DATA FOR THE TASK:
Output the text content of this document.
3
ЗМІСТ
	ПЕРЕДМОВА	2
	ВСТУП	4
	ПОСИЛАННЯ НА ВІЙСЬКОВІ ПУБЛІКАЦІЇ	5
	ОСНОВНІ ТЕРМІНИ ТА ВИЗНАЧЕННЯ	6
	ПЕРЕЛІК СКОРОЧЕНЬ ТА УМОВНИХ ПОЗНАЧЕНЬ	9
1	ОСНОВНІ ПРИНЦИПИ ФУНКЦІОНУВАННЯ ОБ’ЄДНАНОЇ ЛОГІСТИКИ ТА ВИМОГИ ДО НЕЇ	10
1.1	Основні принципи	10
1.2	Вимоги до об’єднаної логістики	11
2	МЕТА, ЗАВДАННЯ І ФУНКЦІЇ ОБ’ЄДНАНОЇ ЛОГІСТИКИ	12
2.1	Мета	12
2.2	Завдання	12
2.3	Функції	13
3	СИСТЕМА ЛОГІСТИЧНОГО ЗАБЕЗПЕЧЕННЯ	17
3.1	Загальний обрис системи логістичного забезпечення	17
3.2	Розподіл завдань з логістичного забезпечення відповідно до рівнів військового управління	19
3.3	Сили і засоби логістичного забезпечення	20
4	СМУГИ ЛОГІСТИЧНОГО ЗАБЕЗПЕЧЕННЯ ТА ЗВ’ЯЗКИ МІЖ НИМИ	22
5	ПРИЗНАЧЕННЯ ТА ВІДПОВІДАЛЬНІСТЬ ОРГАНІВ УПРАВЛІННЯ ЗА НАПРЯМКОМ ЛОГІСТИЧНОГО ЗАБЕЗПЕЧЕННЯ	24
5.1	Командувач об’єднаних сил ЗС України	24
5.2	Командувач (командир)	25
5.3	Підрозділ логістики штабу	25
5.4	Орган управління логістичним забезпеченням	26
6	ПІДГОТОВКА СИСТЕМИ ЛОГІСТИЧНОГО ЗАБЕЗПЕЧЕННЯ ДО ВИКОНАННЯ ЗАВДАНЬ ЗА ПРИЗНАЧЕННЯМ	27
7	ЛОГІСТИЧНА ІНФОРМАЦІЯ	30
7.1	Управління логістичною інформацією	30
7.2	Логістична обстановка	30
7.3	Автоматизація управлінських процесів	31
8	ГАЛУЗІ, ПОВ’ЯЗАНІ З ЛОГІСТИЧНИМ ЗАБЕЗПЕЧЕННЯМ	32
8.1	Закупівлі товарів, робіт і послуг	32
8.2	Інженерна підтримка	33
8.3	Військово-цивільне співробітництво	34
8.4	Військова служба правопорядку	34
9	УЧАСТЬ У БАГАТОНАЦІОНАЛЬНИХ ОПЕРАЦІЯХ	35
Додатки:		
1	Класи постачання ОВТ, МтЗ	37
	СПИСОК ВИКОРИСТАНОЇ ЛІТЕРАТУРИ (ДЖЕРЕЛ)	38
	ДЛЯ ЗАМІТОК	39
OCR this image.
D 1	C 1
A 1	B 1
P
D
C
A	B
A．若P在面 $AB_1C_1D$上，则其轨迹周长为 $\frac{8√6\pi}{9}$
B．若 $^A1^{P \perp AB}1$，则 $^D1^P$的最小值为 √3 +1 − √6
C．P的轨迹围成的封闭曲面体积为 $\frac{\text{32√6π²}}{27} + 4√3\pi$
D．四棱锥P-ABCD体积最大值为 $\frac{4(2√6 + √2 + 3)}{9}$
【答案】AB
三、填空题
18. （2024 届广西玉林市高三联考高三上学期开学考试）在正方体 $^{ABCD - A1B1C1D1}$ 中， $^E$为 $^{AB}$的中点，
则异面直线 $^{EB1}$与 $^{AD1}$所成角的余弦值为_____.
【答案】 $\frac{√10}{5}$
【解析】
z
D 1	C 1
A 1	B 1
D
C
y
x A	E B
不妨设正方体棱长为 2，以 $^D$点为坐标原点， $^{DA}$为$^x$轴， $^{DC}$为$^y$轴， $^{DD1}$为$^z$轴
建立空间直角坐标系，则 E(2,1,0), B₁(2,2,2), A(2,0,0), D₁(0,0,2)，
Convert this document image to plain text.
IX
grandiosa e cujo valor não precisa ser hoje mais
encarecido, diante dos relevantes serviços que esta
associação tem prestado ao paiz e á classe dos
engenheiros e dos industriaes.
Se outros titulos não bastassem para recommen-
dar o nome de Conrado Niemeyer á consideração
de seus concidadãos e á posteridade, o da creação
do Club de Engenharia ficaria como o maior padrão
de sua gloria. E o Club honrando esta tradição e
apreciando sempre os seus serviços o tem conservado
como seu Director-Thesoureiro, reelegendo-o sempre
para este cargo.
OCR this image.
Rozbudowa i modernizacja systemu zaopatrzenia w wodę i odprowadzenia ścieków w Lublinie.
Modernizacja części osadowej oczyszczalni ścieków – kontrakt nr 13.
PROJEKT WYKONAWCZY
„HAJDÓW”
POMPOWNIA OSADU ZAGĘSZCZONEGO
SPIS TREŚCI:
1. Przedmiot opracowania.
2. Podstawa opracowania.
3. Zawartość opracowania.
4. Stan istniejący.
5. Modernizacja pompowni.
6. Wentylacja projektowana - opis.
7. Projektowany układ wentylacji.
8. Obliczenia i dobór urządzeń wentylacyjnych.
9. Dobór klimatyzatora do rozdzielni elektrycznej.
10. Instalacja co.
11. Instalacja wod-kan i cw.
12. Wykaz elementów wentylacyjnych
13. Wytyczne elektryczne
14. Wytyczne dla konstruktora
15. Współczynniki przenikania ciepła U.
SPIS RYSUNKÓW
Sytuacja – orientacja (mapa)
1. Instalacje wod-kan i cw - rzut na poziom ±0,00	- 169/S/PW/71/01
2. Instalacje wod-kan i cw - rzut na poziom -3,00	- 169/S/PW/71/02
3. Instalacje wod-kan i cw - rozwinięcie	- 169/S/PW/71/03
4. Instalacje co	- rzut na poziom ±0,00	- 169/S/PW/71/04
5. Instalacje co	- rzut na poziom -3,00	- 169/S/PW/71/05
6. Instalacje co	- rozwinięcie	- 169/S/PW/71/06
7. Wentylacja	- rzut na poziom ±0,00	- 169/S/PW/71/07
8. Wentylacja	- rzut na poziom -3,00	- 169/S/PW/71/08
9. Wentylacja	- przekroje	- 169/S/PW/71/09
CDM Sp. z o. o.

WHAT YOU SHOULD DO: Among the lines of the data above, determine how many contain the word "Club". Report the number alone.

THE ANSWER: 2